* [Exercise objective]
Images are not part of the copy; transcribe all the data exactly.

* [Extracted entries]
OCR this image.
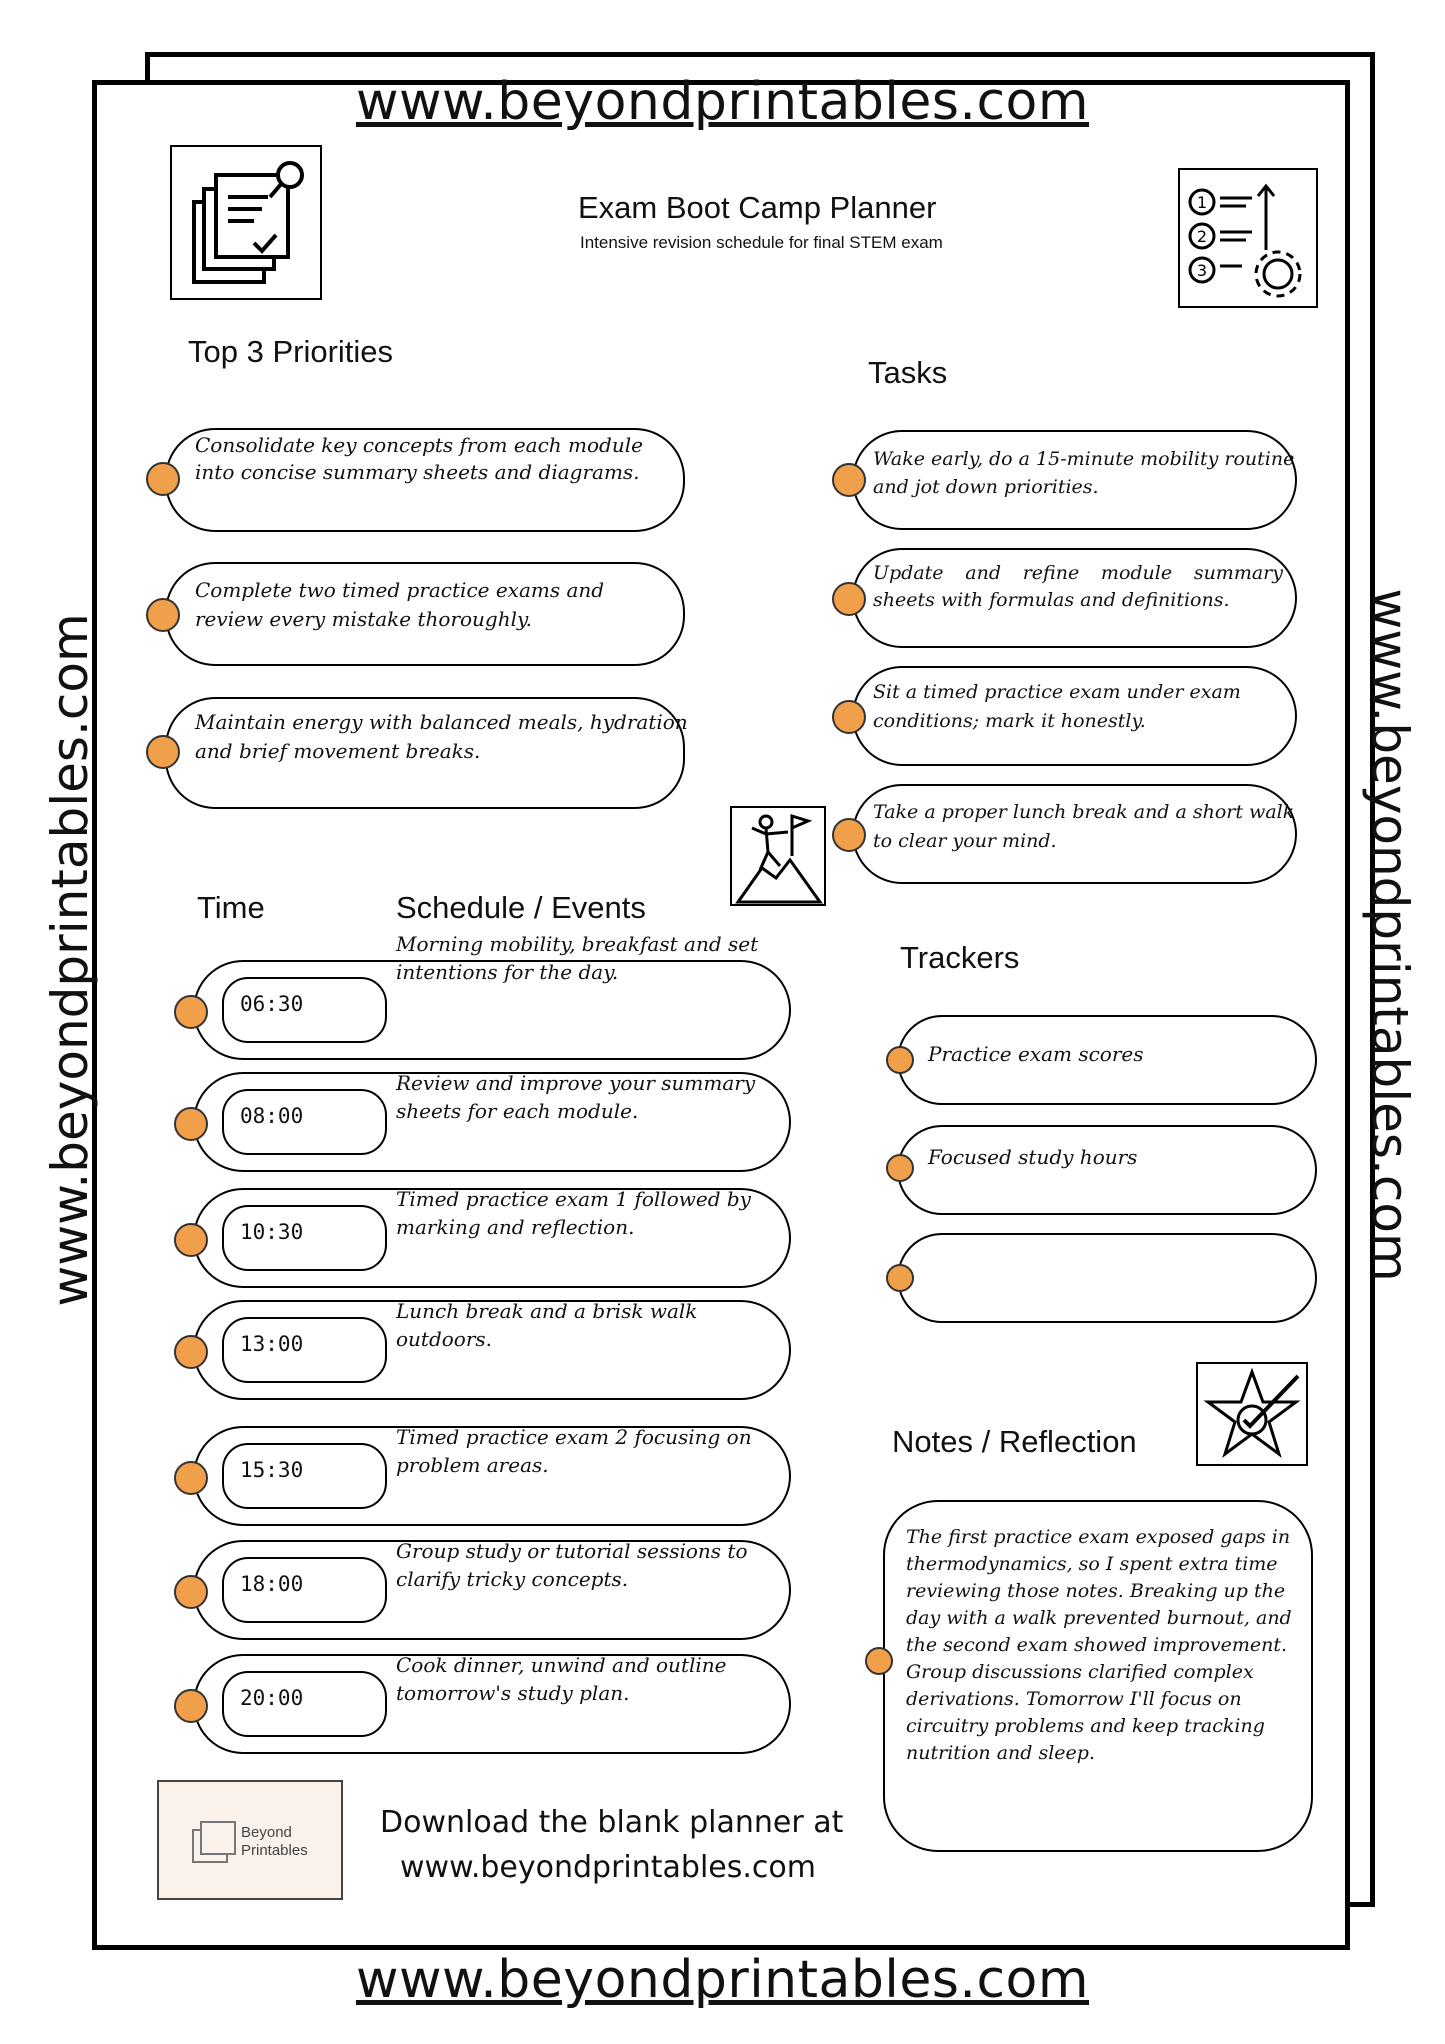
www.beyondprintables.com
www.beyondprintables.com
www.beyondprintables.com	www.beyondprintables.com
1
2
3
Exam Boot Camp Planner
Intensive revision schedule for final STEM exam
Top 3 Priorities
Consolidate key concepts from each module into concise summary sheets and diagrams.
Complete two timed practice exams and review every mistake thoroughly.
Maintain energy with balanced meals, hydration and brief movement breaks.
Tasks
Wake early, do a 15-minute mobility routine and jot down priorities.
Update and refine module summary sheets with formulas and definitions.
Sit a timed practice exam under exam conditions; mark it honestly.
Take a proper lunch break and a short walk to clear your mind.
Time	Schedule / Events
06:30
Morning mobility, breakfast and set intentions for the day.
08:00
Review and improve your summary sheets for each module.
10:30
Timed practice exam 1 followed by marking and reflection.
13:00
Lunch break and a brisk walk outdoors.
15:30
Timed practice exam 2 focusing on problem areas.
18:00
Group study or tutorial sessions to clarify tricky concepts.
20:00
Cook dinner, unwind and outline tomorrow's study plan.
Trackers
Practice exam scores
Focused study hours
Notes / Reflection
The first practice exam exposed gaps in thermodynamics, so I spent extra time reviewing those notes. Breaking up the day with a walk prevented burnout, and the second exam showed improvement. Group discussions clarified complex derivations. Tomorrow I'll focus on circuitry problems and keep tracking nutrition and sleep.
Beyond
Printables
Download the blank planner at
www.beyondprintables.com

* [Response]
OCR this image.
www.beyondprintables.com
www.beyondprintables.com
www.beyondprintables.com	www.beyondprintables.com
1
2
3
Exam Boot Camp Planner
Intensive revision schedule for final STEM exam
Top 3 Priorities
Consolidate key concepts from each module into concise summary sheets and diagrams.
Complete two timed practice exams and review every mistake thoroughly.
Maintain energy with balanced meals, hydration and brief movement breaks.
Tasks
Wake early, do a 15-minute mobility routine and jot down priorities.
Update and refine module summary sheets with formulas and definitions.
Sit a timed practice exam under exam conditions; mark it honestly.
Take a proper lunch break and a short walk to clear your mind.
Time	Schedule / Events
06:30
Morning mobility, breakfast and set intentions for the day.
08:00
Review and improve your summary sheets for each module.
10:30
Timed practice exam 1 followed by marking and reflection.
13:00
Lunch break and a brisk walk outdoors.
15:30
Timed practice exam 2 focusing on problem areas.
18:00
Group study or tutorial sessions to clarify tricky concepts.
20:00
Cook dinner, unwind and outline tomorrow's study plan.
Trackers
Practice exam scores
Focused study hours
Notes / Reflection
The first practice exam exposed gaps in thermodynamics, so I spent extra time reviewing those notes. Breaking up the day with a walk prevented burnout, and the second exam showed improvement. Group discussions clarified complex derivations. Tomorrow I'll focus on circuitry problems and keep tracking nutrition and sleep.
Beyond
Printables
Download the blank planner at
www.beyondprintables.com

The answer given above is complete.